## What is asked
Output every line exactly as written. Leave out pictures.

———

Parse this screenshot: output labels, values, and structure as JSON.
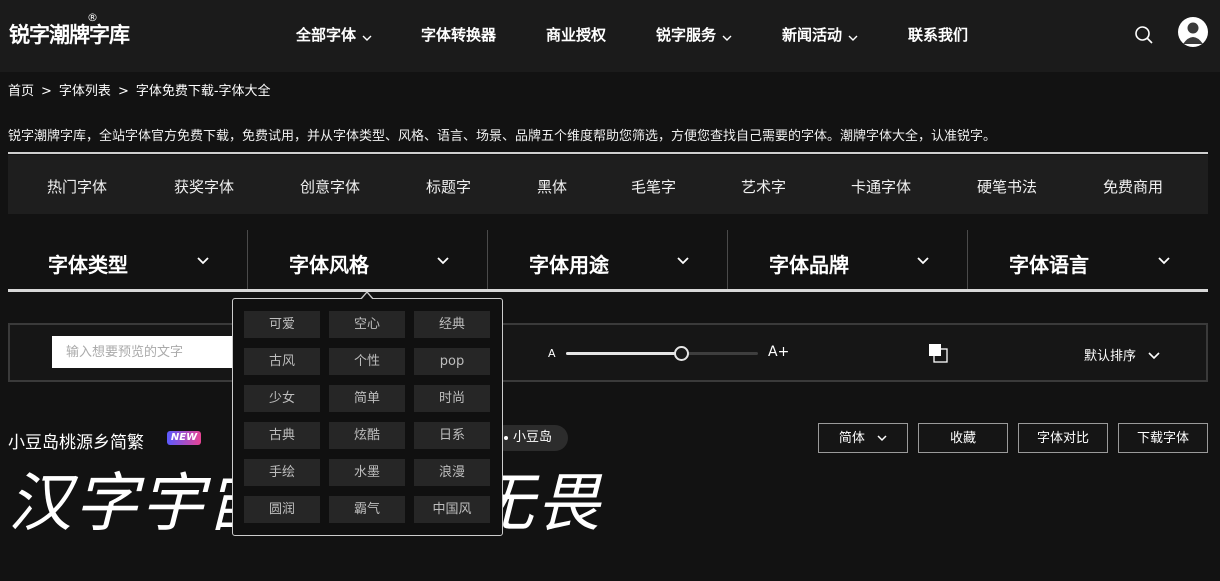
{
  "header": {
    "logo": "锐字潮牌字库",
    "logo_mark": "®",
    "nav": [
      {
        "label": "全部字体",
        "has_dropdown": true
      },
      {
        "label": "字体转换器",
        "has_dropdown": false
      },
      {
        "label": "商业授权",
        "has_dropdown": false
      },
      {
        "label": "锐字服务",
        "has_dropdown": true
      },
      {
        "label": "新闻活动",
        "has_dropdown": true
      },
      {
        "label": "联系我们",
        "has_dropdown": false
      }
    ],
    "icons": {
      "search": "search-icon",
      "user": "user-icon"
    }
  },
  "breadcrumb": {
    "items": [
      "首页",
      "字体列表",
      "字体免费下载-字体大全"
    ],
    "separator": ">"
  },
  "intro": "锐字潮牌字库，全站字体官方免费下载，免费试用，并从字体类型、风格、语言、场景、品牌五个维度帮助您筛选，方便您查找自己需要的字体。潮牌字体大全，认准锐字。",
  "categories": [
    "热门字体",
    "获奖字体",
    "创意字体",
    "标题字",
    "黑体",
    "毛笔字",
    "艺术字",
    "卡通字体",
    "硬笔书法",
    "免费商用"
  ],
  "filters": [
    "字体类型",
    "字体风格",
    "字体用途",
    "字体品牌",
    "字体语言"
  ],
  "style_dropdown": {
    "options": [
      "可爱",
      "空心",
      "经典",
      "古风",
      "个性",
      "pop",
      "少女",
      "简单",
      "时尚",
      "古典",
      "炫酷",
      "日系",
      "手绘",
      "水墨",
      "浪漫",
      "圆润",
      "霸气",
      "中国风"
    ]
  },
  "toolbar": {
    "preview_placeholder": "输入想要预览的文字",
    "size_small": "A",
    "size_large": "A+",
    "size_level_fraction": 0.6,
    "sort_label": "默认排序"
  },
  "font_item": {
    "name": "小豆岛桃源乡简繁",
    "badge": "NEW",
    "brand": "小豆岛",
    "buttons": {
      "variant": "简体",
      "favorite": "收藏",
      "compare": "字体对比",
      "download": "下载字体"
    },
    "sample_text": "汉字宇宙先锋且无畏"
  },
  "colors": {
    "background": "#121212",
    "header": "#1b1b1b",
    "badge_gradient_start": "#5b5bff",
    "badge_gradient_end": "#e84393"
  }
}
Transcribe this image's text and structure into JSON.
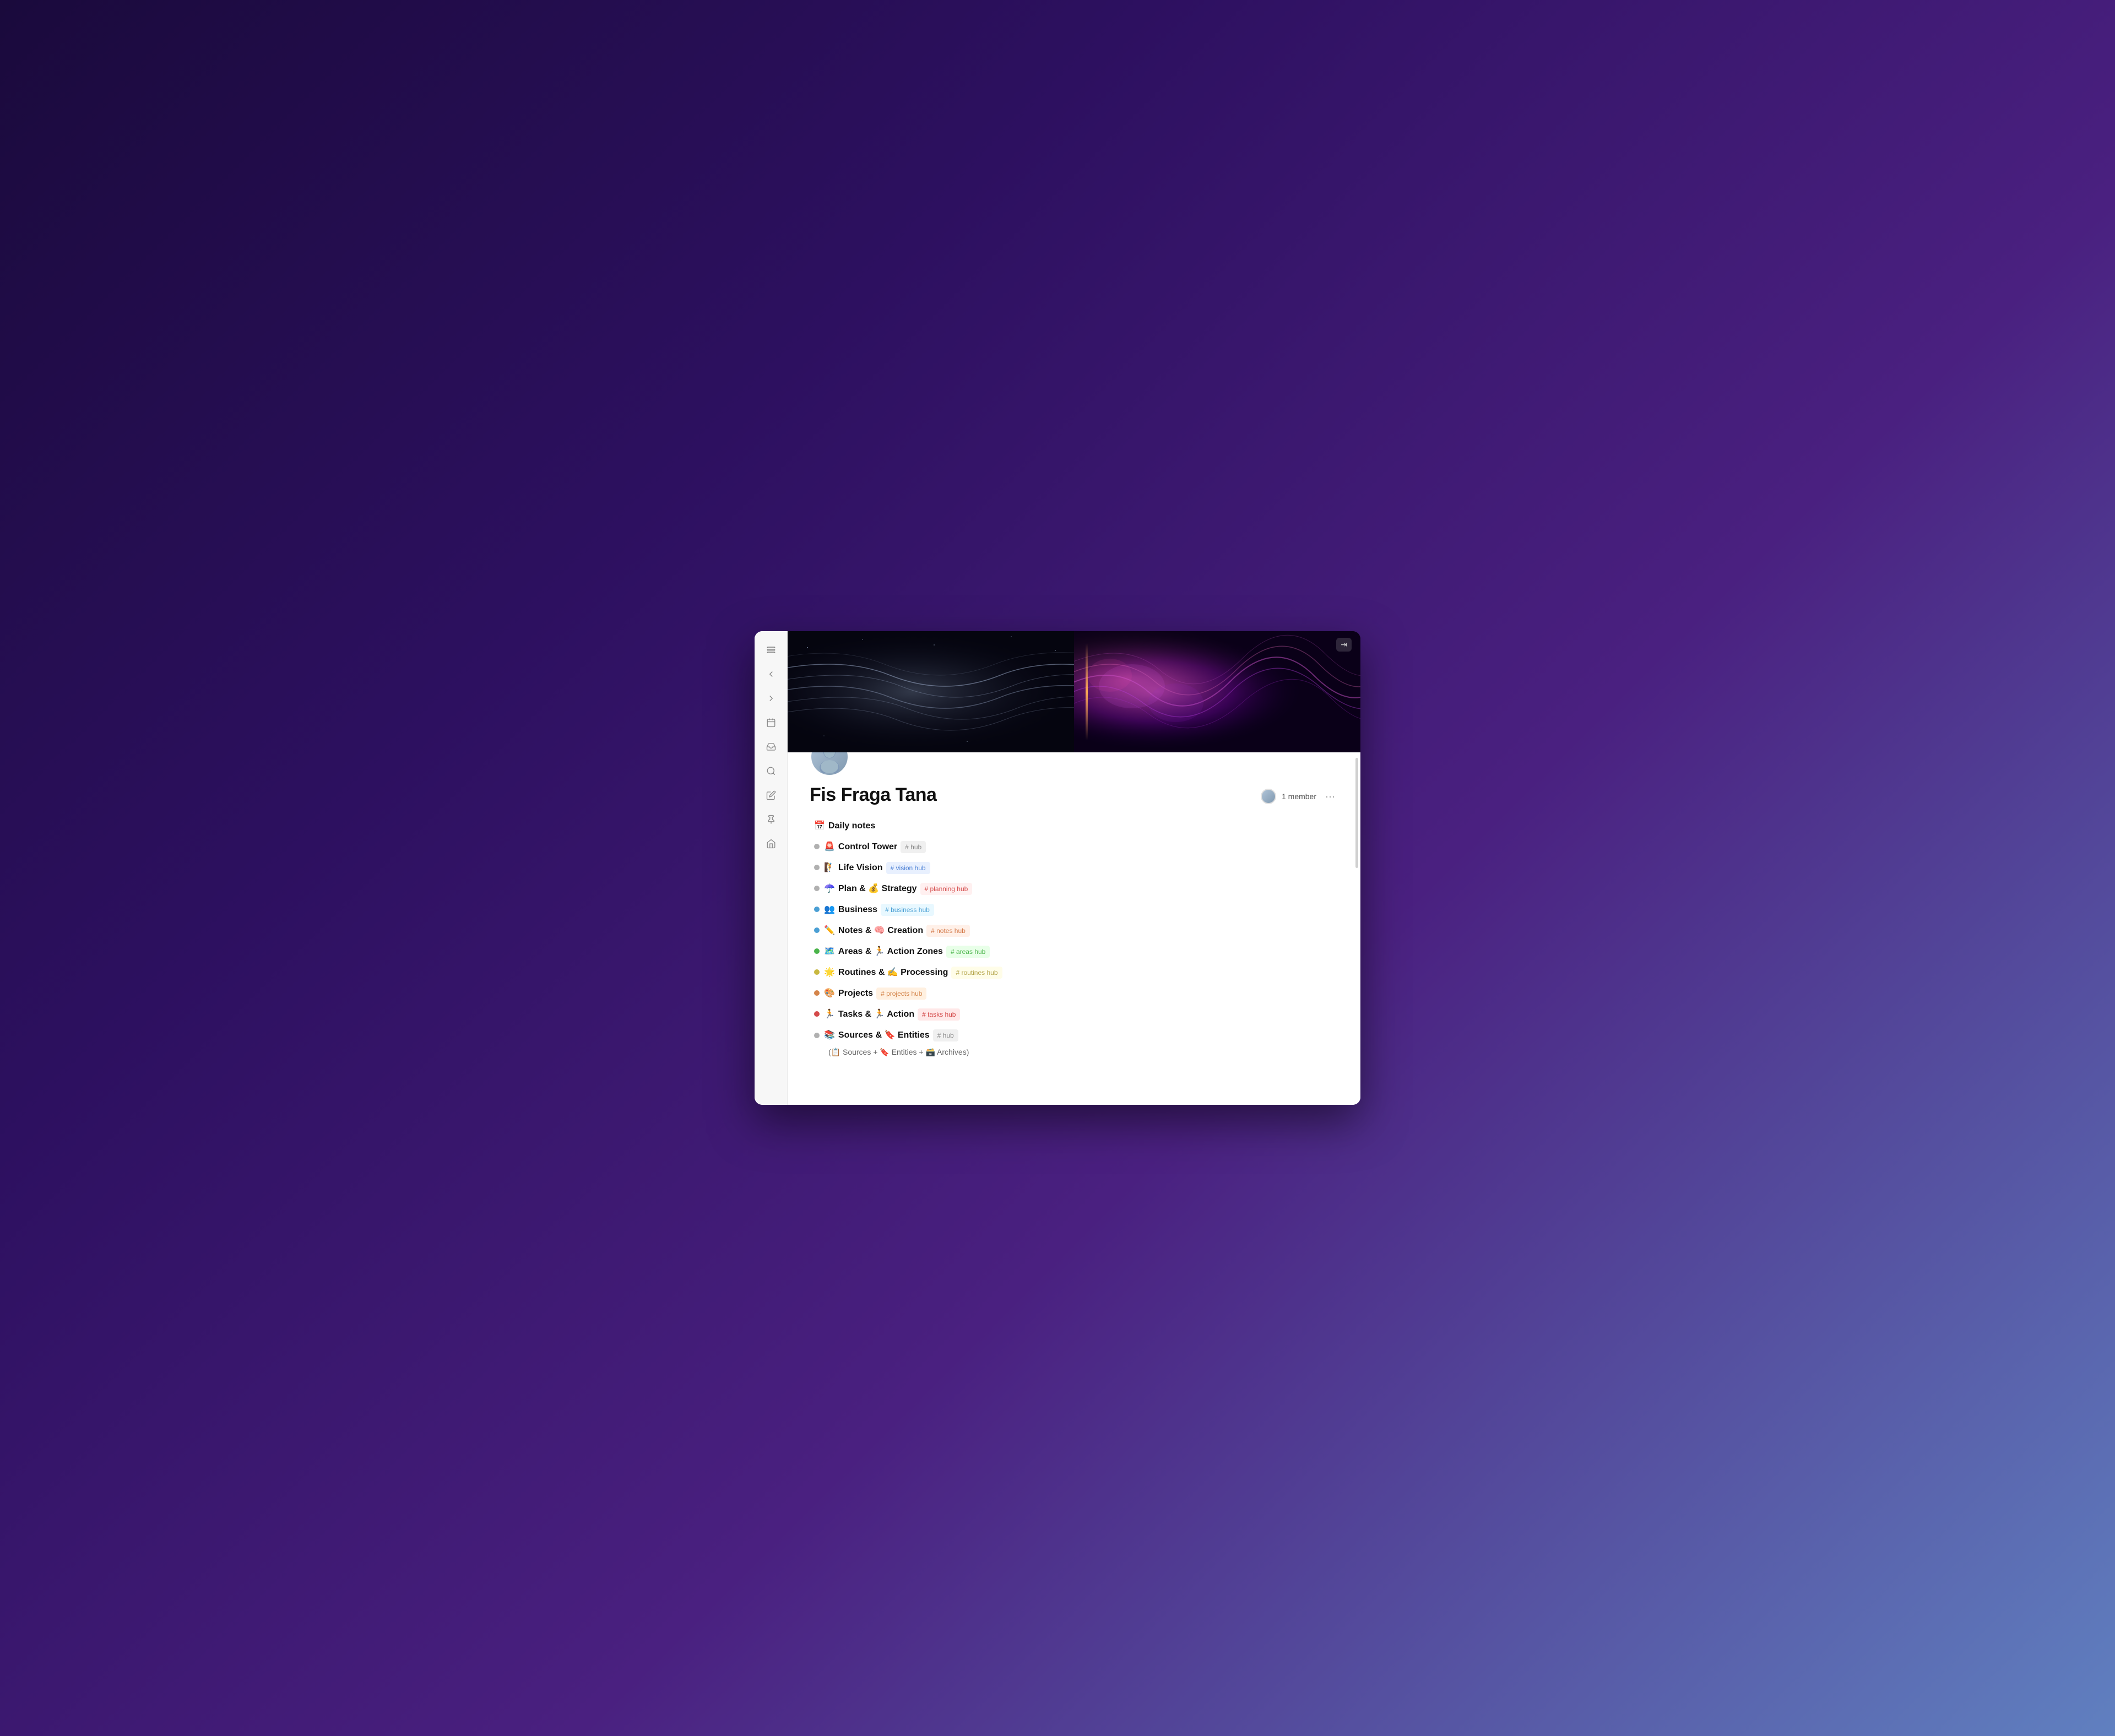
{
  "sidebar": {
    "icons": [
      {
        "name": "sidebar-toggle-icon",
        "symbol": "☰"
      },
      {
        "name": "back-icon",
        "symbol": "←"
      },
      {
        "name": "forward-icon",
        "symbol": "→"
      },
      {
        "name": "calendar-icon",
        "symbol": "📅"
      },
      {
        "name": "inbox-icon",
        "symbol": "📥"
      },
      {
        "name": "search-icon",
        "symbol": "🔍"
      },
      {
        "name": "edit-icon",
        "symbol": "✏️"
      },
      {
        "name": "pin-icon",
        "symbol": "📌"
      },
      {
        "name": "home-icon",
        "symbol": "🏠"
      }
    ]
  },
  "workspace": {
    "title": "Fis Fraga Tana",
    "member_count": "1 member",
    "more_label": "···"
  },
  "items": [
    {
      "dot_color": null,
      "emoji": "📅",
      "text": "Daily notes",
      "tag_text": null,
      "tag_class": null
    },
    {
      "dot_color": "#c0c0c0",
      "emoji": "🚨",
      "text": "Control Tower",
      "tag_text": "# hub",
      "tag_class": "tag-hub"
    },
    {
      "dot_color": "#c0c0c0",
      "emoji": "🧗",
      "text": "Life Vision",
      "tag_text": "# vision hub",
      "tag_class": "tag-vision"
    },
    {
      "dot_color": "#c0c0c0",
      "emoji": "☂️",
      "text": "Plan & 💰 Strategy",
      "tag_text": "# planning hub",
      "tag_class": "tag-planning"
    },
    {
      "dot_color": "#4a9fd4",
      "emoji": "👥",
      "text": "Business",
      "tag_text": "# business hub",
      "tag_class": "tag-business"
    },
    {
      "dot_color": "#4a9fd4",
      "emoji": "✏️",
      "text": "Notes & 🧠 Creation",
      "tag_text": "# notes hub",
      "tag_class": "tag-notes"
    },
    {
      "dot_color": "#4ab44a",
      "emoji": "🗺️",
      "text": "Areas & 🏃 Action Zones",
      "tag_text": "# areas hub",
      "tag_class": "tag-areas"
    },
    {
      "dot_color": "#d4c44a",
      "emoji": "🌟",
      "text": "Routines & ✍️ Processing",
      "tag_text": "# routines hub",
      "tag_class": "tag-routines"
    },
    {
      "dot_color": "#d4844a",
      "emoji": "🎨",
      "text": "Projects",
      "tag_text": "# projects hub",
      "tag_class": "tag-projects"
    },
    {
      "dot_color": "#d44a4a",
      "emoji": "🏃",
      "text": "Tasks & 🏃 Action",
      "tag_text": "# tasks hub",
      "tag_class": "tag-tasks"
    },
    {
      "dot_color": "#c0c0c0",
      "emoji": "📚",
      "text": "Sources & 🔖 Entities",
      "tag_text": "# hub",
      "tag_class": "tag-hub",
      "sub_text": "(📋 Sources + 🔖 Entities + 🗃️ Archives)"
    }
  ],
  "banner": {
    "alt": "Abstract wave banner"
  }
}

———

## Result of the task
Parse this screenshot: output labels, values, and structure as JSON.
{
  "header": {
    "logo": "锐字潮牌字库",
    "logo_mark": "®",
    "nav": [
      {
        "label": "全部字体",
        "has_dropdown": true
      },
      {
        "label": "字体转换器",
        "has_dropdown": false
      },
      {
        "label": "商业授权",
        "has_dropdown": false
      },
      {
        "label": "锐字服务",
        "has_dropdown": true
      },
      {
        "label": "新闻活动",
        "has_dropdown": true
      },
      {
        "label": "联系我们",
        "has_dropdown": false
      }
    ],
    "icons": {
      "search": "search-icon",
      "user": "user-icon"
    }
  },
  "breadcrumb": {
    "items": [
      "首页",
      "字体列表",
      "字体免费下载-字体大全"
    ],
    "separator": ">"
  },
  "intro": "锐字潮牌字库，全站字体官方免费下载，免费试用，并从字体类型、风格、语言、场景、品牌五个维度帮助您筛选，方便您查找自己需要的字体。潮牌字体大全，认准锐字。",
  "categories": [
    "热门字体",
    "获奖字体",
    "创意字体",
    "标题字",
    "黑体",
    "毛笔字",
    "艺术字",
    "卡通字体",
    "硬笔书法",
    "免费商用"
  ],
  "filters": [
    "字体类型",
    "字体风格",
    "字体用途",
    "字体品牌",
    "字体语言"
  ],
  "style_dropdown": {
    "options": [
      "可爱",
      "空心",
      "经典",
      "古风",
      "个性",
      "pop",
      "少女",
      "简单",
      "时尚",
      "古典",
      "炫酷",
      "日系",
      "手绘",
      "水墨",
      "浪漫",
      "圆润",
      "霸气",
      "中国风"
    ]
  },
  "toolbar": {
    "preview_placeholder": "输入想要预览的文字",
    "size_small": "A",
    "size_large": "A+",
    "size_level_fraction": 0.6,
    "sort_label": "默认排序"
  },
  "font_item": {
    "name": "小豆岛桃源乡简繁",
    "badge": "NEW",
    "brand": "小豆岛",
    "buttons": {
      "variant": "简体",
      "favorite": "收藏",
      "compare": "字体对比",
      "download": "下载字体"
    },
    "sample_text": "汉字宇宙先锋且无畏"
  },
  "colors": {
    "background": "#121212",
    "header": "#1b1b1b",
    "badge_gradient_start": "#5b5bff",
    "badge_gradient_end": "#e84393"
  }
}
Transcribe this image's text and structure into JSON.
{
  "sidebar": {
    "icons": [
      {
        "name": "sidebar-toggle-icon",
        "symbol": "☰"
      },
      {
        "name": "back-icon",
        "symbol": "←"
      },
      {
        "name": "forward-icon",
        "symbol": "→"
      },
      {
        "name": "calendar-icon",
        "symbol": "📅"
      },
      {
        "name": "inbox-icon",
        "symbol": "📥"
      },
      {
        "name": "search-icon",
        "symbol": "🔍"
      },
      {
        "name": "edit-icon",
        "symbol": "✏️"
      },
      {
        "name": "pin-icon",
        "symbol": "📌"
      },
      {
        "name": "home-icon",
        "symbol": "🏠"
      }
    ]
  },
  "workspace": {
    "title": "Fis Fraga Tana",
    "member_count": "1 member",
    "more_label": "···"
  },
  "items": [
    {
      "dot_color": null,
      "emoji": "📅",
      "text": "Daily notes",
      "tag_text": null,
      "tag_class": null
    },
    {
      "dot_color": "#c0c0c0",
      "emoji": "🚨",
      "text": "Control Tower",
      "tag_text": "# hub",
      "tag_class": "tag-hub"
    },
    {
      "dot_color": "#c0c0c0",
      "emoji": "🧗",
      "text": "Life Vision",
      "tag_text": "# vision hub",
      "tag_class": "tag-vision"
    },
    {
      "dot_color": "#c0c0c0",
      "emoji": "☂️",
      "text": "Plan & 💰 Strategy",
      "tag_text": "# planning hub",
      "tag_class": "tag-planning"
    },
    {
      "dot_color": "#4a9fd4",
      "emoji": "👥",
      "text": "Business",
      "tag_text": "# business hub",
      "tag_class": "tag-business"
    },
    {
      "dot_color": "#4a9fd4",
      "emoji": "✏️",
      "text": "Notes & 🧠 Creation",
      "tag_text": "# notes hub",
      "tag_class": "tag-notes"
    },
    {
      "dot_color": "#4ab44a",
      "emoji": "🗺️",
      "text": "Areas & 🏃 Action Zones",
      "tag_text": "# areas hub",
      "tag_class": "tag-areas"
    },
    {
      "dot_color": "#d4c44a",
      "emoji": "🌟",
      "text": "Routines & ✍️ Processing",
      "tag_text": "# routines hub",
      "tag_class": "tag-routines"
    },
    {
      "dot_color": "#d4844a",
      "emoji": "🎨",
      "text": "Projects",
      "tag_text": "# projects hub",
      "tag_class": "tag-projects"
    },
    {
      "dot_color": "#d44a4a",
      "emoji": "🏃",
      "text": "Tasks & 🏃 Action",
      "tag_text": "# tasks hub",
      "tag_class": "tag-tasks"
    },
    {
      "dot_color": "#c0c0c0",
      "emoji": "📚",
      "text": "Sources & 🔖 Entities",
      "tag_text": "# hub",
      "tag_class": "tag-hub",
      "sub_text": "(📋 Sources + 🔖 Entities + 🗃️ Archives)"
    }
  ],
  "banner": {
    "alt": "Abstract wave banner"
  }
}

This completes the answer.